Records that describe figures
-- BEGIN --

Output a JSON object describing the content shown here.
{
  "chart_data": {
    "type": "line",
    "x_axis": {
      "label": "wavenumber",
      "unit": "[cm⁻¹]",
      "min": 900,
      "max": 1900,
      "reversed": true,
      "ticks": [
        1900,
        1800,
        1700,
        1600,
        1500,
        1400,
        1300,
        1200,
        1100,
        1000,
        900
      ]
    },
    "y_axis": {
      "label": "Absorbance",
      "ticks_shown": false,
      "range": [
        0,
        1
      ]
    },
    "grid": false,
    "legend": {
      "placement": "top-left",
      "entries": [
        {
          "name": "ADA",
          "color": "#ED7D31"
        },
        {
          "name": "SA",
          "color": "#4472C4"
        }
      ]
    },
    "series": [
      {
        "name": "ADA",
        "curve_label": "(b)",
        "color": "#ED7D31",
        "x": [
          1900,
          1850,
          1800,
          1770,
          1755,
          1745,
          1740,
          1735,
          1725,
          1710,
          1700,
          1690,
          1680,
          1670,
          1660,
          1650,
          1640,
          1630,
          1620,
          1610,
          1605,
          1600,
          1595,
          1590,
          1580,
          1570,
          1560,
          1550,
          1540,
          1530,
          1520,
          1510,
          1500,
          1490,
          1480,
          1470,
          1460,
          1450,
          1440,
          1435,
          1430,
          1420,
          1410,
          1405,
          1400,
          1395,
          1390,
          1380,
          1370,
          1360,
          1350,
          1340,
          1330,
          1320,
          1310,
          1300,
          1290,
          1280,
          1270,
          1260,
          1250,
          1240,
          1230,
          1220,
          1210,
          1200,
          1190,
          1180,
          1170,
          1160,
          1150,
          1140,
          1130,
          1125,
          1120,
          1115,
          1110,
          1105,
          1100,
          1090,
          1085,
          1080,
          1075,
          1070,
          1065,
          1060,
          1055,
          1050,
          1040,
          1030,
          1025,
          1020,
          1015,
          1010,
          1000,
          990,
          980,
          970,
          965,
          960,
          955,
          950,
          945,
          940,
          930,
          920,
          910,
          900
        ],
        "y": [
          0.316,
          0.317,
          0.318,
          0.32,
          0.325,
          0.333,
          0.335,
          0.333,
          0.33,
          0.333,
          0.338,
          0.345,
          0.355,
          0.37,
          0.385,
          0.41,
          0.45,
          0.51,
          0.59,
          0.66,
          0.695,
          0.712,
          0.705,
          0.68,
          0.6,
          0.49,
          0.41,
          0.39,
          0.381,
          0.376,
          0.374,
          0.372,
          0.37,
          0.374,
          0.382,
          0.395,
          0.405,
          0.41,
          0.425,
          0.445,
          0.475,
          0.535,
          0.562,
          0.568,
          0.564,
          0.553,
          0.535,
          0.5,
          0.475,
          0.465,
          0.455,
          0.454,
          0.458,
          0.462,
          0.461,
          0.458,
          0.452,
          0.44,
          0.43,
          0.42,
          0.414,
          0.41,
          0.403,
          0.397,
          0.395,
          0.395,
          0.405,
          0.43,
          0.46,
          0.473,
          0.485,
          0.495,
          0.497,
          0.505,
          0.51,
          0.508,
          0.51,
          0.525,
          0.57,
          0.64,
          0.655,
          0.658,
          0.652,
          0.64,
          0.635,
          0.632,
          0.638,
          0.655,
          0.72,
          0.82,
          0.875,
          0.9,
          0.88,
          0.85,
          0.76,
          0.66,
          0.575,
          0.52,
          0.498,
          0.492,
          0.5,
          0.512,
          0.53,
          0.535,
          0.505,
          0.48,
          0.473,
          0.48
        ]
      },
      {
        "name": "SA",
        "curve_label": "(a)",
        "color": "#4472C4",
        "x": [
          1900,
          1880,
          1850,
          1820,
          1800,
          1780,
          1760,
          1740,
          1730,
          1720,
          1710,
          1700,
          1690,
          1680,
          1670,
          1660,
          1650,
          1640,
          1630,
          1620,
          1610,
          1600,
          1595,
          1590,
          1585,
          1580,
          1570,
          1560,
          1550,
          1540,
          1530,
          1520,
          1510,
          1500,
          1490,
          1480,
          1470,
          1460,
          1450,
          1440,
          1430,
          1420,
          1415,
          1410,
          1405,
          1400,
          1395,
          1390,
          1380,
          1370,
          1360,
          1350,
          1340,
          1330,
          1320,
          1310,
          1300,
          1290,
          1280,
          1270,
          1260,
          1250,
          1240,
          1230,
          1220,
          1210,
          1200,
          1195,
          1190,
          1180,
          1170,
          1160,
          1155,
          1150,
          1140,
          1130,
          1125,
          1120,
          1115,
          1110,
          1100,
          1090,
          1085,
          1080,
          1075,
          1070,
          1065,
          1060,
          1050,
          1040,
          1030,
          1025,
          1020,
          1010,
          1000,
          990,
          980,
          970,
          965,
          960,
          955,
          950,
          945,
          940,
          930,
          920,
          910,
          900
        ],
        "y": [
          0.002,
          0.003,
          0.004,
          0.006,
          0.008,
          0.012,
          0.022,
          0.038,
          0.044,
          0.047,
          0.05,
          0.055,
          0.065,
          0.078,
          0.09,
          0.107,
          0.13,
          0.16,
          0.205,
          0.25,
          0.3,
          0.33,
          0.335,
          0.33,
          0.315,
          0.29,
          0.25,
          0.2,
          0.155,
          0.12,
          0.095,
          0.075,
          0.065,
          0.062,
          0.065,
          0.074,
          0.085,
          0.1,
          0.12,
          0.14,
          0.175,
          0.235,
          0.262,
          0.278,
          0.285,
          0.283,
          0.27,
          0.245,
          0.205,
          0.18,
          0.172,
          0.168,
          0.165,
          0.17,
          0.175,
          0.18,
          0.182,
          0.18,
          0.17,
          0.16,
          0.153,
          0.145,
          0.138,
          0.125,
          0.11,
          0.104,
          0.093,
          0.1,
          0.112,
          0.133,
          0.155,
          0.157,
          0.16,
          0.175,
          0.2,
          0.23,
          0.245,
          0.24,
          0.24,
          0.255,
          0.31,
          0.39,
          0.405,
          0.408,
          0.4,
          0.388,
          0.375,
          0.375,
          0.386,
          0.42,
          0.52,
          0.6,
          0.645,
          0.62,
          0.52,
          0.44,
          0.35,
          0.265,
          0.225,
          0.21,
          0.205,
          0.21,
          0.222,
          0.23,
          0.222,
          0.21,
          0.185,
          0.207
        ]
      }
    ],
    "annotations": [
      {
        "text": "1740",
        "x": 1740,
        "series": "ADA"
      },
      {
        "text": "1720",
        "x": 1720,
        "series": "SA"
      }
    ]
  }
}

-- END --

Extract, word for word, each line of the listing above.

◆ Response:
Output a JSON object describing the content shown here.
{
  "chart_data": {
    "type": "line",
    "x_axis": {
      "label": "wavenumber",
      "unit": "[cm⁻¹]",
      "min": 900,
      "max": 1900,
      "reversed": true,
      "ticks": [
        1900,
        1800,
        1700,
        1600,
        1500,
        1400,
        1300,
        1200,
        1100,
        1000,
        900
      ]
    },
    "y_axis": {
      "label": "Absorbance",
      "ticks_shown": false,
      "range": [
        0,
        1
      ]
    },
    "grid": false,
    "legend": {
      "placement": "top-left",
      "entries": [
        {
          "name": "ADA",
          "color": "#ED7D31"
        },
        {
          "name": "SA",
          "color": "#4472C4"
        }
      ]
    },
    "series": [
      {
        "name": "ADA",
        "curve_label": "(b)",
        "color": "#ED7D31",
        "x": [
          1900,
          1850,
          1800,
          1770,
          1755,
          1745,
          1740,
          1735,
          1725,
          1710,
          1700,
          1690,
          1680,
          1670,
          1660,
          1650,
          1640,
          1630,
          1620,
          1610,
          1605,
          1600,
          1595,
          1590,
          1580,
          1570,
          1560,
          1550,
          1540,
          1530,
          1520,
          1510,
          1500,
          1490,
          1480,
          1470,
          1460,
          1450,
          1440,
          1435,
          1430,
          1420,
          1410,
          1405,
          1400,
          1395,
          1390,
          1380,
          1370,
          1360,
          1350,
          1340,
          1330,
          1320,
          1310,
          1300,
          1290,
          1280,
          1270,
          1260,
          1250,
          1240,
          1230,
          1220,
          1210,
          1200,
          1190,
          1180,
          1170,
          1160,
          1150,
          1140,
          1130,
          1125,
          1120,
          1115,
          1110,
          1105,
          1100,
          1090,
          1085,
          1080,
          1075,
          1070,
          1065,
          1060,
          1055,
          1050,
          1040,
          1030,
          1025,
          1020,
          1015,
          1010,
          1000,
          990,
          980,
          970,
          965,
          960,
          955,
          950,
          945,
          940,
          930,
          920,
          910,
          900
        ],
        "y": [
          0.316,
          0.317,
          0.318,
          0.32,
          0.325,
          0.333,
          0.335,
          0.333,
          0.33,
          0.333,
          0.338,
          0.345,
          0.355,
          0.37,
          0.385,
          0.41,
          0.45,
          0.51,
          0.59,
          0.66,
          0.695,
          0.712,
          0.705,
          0.68,
          0.6,
          0.49,
          0.41,
          0.39,
          0.381,
          0.376,
          0.374,
          0.372,
          0.37,
          0.374,
          0.382,
          0.395,
          0.405,
          0.41,
          0.425,
          0.445,
          0.475,
          0.535,
          0.562,
          0.568,
          0.564,
          0.553,
          0.535,
          0.5,
          0.475,
          0.465,
          0.455,
          0.454,
          0.458,
          0.462,
          0.461,
          0.458,
          0.452,
          0.44,
          0.43,
          0.42,
          0.414,
          0.41,
          0.403,
          0.397,
          0.395,
          0.395,
          0.405,
          0.43,
          0.46,
          0.473,
          0.485,
          0.495,
          0.497,
          0.505,
          0.51,
          0.508,
          0.51,
          0.525,
          0.57,
          0.64,
          0.655,
          0.658,
          0.652,
          0.64,
          0.635,
          0.632,
          0.638,
          0.655,
          0.72,
          0.82,
          0.875,
          0.9,
          0.88,
          0.85,
          0.76,
          0.66,
          0.575,
          0.52,
          0.498,
          0.492,
          0.5,
          0.512,
          0.53,
          0.535,
          0.505,
          0.48,
          0.473,
          0.48
        ]
      },
      {
        "name": "SA",
        "curve_label": "(a)",
        "color": "#4472C4",
        "x": [
          1900,
          1880,
          1850,
          1820,
          1800,
          1780,
          1760,
          1740,
          1730,
          1720,
          1710,
          1700,
          1690,
          1680,
          1670,
          1660,
          1650,
          1640,
          1630,
          1620,
          1610,
          1600,
          1595,
          1590,
          1585,
          1580,
          1570,
          1560,
          1550,
          1540,
          1530,
          1520,
          1510,
          1500,
          1490,
          1480,
          1470,
          1460,
          1450,
          1440,
          1430,
          1420,
          1415,
          1410,
          1405,
          1400,
          1395,
          1390,
          1380,
          1370,
          1360,
          1350,
          1340,
          1330,
          1320,
          1310,
          1300,
          1290,
          1280,
          1270,
          1260,
          1250,
          1240,
          1230,
          1220,
          1210,
          1200,
          1195,
          1190,
          1180,
          1170,
          1160,
          1155,
          1150,
          1140,
          1130,
          1125,
          1120,
          1115,
          1110,
          1100,
          1090,
          1085,
          1080,
          1075,
          1070,
          1065,
          1060,
          1050,
          1040,
          1030,
          1025,
          1020,
          1010,
          1000,
          990,
          980,
          970,
          965,
          960,
          955,
          950,
          945,
          940,
          930,
          920,
          910,
          900
        ],
        "y": [
          0.002,
          0.003,
          0.004,
          0.006,
          0.008,
          0.012,
          0.022,
          0.038,
          0.044,
          0.047,
          0.05,
          0.055,
          0.065,
          0.078,
          0.09,
          0.107,
          0.13,
          0.16,
          0.205,
          0.25,
          0.3,
          0.33,
          0.335,
          0.33,
          0.315,
          0.29,
          0.25,
          0.2,
          0.155,
          0.12,
          0.095,
          0.075,
          0.065,
          0.062,
          0.065,
          0.074,
          0.085,
          0.1,
          0.12,
          0.14,
          0.175,
          0.235,
          0.262,
          0.278,
          0.285,
          0.283,
          0.27,
          0.245,
          0.205,
          0.18,
          0.172,
          0.168,
          0.165,
          0.17,
          0.175,
          0.18,
          0.182,
          0.18,
          0.17,
          0.16,
          0.153,
          0.145,
          0.138,
          0.125,
          0.11,
          0.104,
          0.093,
          0.1,
          0.112,
          0.133,
          0.155,
          0.157,
          0.16,
          0.175,
          0.2,
          0.23,
          0.245,
          0.24,
          0.24,
          0.255,
          0.31,
          0.39,
          0.405,
          0.408,
          0.4,
          0.388,
          0.375,
          0.375,
          0.386,
          0.42,
          0.52,
          0.6,
          0.645,
          0.62,
          0.52,
          0.44,
          0.35,
          0.265,
          0.225,
          0.21,
          0.205,
          0.21,
          0.222,
          0.23,
          0.222,
          0.21,
          0.185,
          0.207
        ]
      }
    ],
    "annotations": [
      {
        "text": "1740",
        "x": 1740,
        "series": "ADA"
      },
      {
        "text": "1720",
        "x": 1720,
        "series": "SA"
      }
    ]
  }
}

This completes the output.